SHORT PROBLEM: Copy each line of the records that holds the string "this".

GIVEN DATA:
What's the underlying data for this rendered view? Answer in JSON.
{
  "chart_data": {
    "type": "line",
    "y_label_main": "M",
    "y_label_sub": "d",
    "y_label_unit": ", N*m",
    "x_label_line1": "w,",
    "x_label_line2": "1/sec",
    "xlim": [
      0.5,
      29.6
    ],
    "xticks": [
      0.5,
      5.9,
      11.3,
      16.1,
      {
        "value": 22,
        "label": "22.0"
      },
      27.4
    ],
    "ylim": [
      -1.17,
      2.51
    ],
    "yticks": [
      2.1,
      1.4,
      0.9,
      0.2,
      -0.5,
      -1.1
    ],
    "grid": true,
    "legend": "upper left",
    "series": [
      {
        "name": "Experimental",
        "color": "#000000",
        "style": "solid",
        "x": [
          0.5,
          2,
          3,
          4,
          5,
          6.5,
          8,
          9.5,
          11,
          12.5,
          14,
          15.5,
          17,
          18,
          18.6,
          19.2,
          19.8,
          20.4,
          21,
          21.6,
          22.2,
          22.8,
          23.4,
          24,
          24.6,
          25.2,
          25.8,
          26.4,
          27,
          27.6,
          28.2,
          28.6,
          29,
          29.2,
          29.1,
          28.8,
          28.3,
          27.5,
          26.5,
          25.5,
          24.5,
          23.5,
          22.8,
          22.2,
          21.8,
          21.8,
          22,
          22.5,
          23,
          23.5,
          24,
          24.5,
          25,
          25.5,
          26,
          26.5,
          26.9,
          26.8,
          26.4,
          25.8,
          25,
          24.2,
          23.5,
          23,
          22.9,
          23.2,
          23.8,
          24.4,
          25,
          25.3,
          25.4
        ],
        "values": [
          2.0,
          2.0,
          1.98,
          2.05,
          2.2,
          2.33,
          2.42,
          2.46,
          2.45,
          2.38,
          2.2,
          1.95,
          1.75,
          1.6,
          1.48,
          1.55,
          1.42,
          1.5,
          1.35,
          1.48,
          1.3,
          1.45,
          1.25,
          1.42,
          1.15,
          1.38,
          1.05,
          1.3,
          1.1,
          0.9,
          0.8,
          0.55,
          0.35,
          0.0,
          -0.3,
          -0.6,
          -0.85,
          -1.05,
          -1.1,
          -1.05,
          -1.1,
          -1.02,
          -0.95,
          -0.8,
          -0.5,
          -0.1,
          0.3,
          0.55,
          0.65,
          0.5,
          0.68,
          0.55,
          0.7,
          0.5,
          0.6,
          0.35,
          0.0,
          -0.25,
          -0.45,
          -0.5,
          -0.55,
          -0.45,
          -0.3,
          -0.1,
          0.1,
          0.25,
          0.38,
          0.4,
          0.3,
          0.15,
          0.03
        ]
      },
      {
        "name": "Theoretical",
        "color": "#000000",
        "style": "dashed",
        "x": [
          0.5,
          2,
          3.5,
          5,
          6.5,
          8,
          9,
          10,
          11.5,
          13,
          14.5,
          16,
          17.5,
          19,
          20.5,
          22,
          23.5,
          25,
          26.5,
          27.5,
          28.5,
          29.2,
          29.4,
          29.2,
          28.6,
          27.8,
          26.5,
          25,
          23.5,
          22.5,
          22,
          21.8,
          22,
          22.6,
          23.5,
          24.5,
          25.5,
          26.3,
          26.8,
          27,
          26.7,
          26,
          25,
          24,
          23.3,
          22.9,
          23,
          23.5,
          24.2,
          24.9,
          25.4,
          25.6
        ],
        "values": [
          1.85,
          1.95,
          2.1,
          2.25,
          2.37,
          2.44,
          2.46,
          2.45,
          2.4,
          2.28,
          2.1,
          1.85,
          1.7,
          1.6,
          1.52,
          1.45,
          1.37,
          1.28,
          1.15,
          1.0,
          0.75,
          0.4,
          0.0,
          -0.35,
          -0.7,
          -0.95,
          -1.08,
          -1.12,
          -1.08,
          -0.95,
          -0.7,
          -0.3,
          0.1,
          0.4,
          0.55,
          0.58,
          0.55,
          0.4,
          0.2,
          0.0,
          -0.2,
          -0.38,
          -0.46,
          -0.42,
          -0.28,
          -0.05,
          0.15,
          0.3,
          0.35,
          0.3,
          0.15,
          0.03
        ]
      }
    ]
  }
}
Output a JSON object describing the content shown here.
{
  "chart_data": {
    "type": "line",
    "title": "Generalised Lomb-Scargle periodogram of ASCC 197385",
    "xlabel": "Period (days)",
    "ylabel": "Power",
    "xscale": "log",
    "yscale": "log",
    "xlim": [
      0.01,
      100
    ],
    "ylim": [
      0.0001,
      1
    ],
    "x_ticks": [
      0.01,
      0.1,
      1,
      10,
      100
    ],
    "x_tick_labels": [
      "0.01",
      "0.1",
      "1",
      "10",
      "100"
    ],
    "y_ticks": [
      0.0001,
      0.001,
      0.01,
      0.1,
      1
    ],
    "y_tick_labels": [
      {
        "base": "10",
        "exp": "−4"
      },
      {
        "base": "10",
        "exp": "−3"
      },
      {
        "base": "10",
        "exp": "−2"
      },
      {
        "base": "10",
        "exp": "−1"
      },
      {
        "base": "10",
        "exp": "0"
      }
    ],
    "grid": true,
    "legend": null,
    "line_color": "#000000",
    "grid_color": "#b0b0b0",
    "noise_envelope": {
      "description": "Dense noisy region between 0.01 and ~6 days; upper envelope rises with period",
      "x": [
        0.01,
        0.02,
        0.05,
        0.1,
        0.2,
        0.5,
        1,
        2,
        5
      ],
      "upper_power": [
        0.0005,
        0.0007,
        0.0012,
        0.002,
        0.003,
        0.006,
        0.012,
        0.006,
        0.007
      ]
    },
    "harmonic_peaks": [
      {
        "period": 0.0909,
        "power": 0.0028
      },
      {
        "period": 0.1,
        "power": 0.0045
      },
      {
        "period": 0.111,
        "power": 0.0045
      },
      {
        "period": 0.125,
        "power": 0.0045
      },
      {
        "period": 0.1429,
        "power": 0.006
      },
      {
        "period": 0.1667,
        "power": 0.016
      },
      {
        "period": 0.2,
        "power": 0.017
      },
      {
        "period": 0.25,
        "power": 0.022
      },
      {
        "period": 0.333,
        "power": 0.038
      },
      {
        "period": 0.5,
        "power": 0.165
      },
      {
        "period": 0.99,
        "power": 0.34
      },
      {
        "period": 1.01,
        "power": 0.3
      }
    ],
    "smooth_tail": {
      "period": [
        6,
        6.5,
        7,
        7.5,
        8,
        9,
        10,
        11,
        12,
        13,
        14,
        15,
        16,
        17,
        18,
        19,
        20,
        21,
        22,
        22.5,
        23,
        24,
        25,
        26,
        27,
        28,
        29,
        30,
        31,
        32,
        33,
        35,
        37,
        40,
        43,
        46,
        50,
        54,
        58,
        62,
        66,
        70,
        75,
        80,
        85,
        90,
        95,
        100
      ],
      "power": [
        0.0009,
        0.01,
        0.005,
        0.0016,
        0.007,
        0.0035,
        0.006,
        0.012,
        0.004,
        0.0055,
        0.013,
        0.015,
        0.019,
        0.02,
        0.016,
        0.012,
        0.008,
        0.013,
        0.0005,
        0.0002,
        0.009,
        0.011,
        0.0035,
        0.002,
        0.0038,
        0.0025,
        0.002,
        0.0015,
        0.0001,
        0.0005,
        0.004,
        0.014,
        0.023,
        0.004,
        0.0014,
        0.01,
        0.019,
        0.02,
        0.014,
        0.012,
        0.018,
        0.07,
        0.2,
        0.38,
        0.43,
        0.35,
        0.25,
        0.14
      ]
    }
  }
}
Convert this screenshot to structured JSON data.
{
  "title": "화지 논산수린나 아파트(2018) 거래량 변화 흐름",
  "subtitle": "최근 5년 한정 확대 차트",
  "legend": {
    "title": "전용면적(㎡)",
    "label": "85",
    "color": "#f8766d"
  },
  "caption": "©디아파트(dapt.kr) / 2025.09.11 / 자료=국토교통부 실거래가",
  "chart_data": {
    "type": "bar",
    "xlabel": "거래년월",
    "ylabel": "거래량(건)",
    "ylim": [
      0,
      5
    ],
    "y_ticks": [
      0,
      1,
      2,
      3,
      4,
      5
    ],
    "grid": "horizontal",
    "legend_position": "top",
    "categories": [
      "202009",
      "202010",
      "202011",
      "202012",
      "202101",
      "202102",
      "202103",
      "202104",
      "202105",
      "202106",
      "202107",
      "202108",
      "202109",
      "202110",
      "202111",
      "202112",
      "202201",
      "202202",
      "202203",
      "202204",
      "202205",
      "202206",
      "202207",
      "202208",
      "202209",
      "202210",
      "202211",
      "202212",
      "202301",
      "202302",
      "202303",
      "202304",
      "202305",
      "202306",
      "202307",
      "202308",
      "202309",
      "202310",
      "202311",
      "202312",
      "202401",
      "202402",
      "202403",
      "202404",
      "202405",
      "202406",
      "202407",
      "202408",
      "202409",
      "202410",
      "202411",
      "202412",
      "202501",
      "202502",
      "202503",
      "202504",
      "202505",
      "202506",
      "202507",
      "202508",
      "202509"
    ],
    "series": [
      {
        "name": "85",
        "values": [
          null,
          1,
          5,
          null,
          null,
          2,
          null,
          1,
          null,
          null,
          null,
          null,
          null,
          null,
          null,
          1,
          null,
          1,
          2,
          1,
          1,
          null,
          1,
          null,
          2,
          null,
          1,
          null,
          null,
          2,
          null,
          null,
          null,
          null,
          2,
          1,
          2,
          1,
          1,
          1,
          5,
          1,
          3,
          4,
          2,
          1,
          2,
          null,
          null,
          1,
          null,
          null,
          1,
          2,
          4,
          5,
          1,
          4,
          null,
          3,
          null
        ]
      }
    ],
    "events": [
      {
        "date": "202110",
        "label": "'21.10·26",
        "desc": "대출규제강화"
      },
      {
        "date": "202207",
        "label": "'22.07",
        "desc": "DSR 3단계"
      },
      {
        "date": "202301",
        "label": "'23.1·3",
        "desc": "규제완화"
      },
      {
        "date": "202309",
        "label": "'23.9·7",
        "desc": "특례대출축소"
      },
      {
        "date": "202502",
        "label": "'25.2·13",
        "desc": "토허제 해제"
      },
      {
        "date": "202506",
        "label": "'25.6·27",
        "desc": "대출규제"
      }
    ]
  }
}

WORKED ANSWER:
What's the underlying data for this rendered view? Answer in JSON.
Convert this screenshot to structured JSON data.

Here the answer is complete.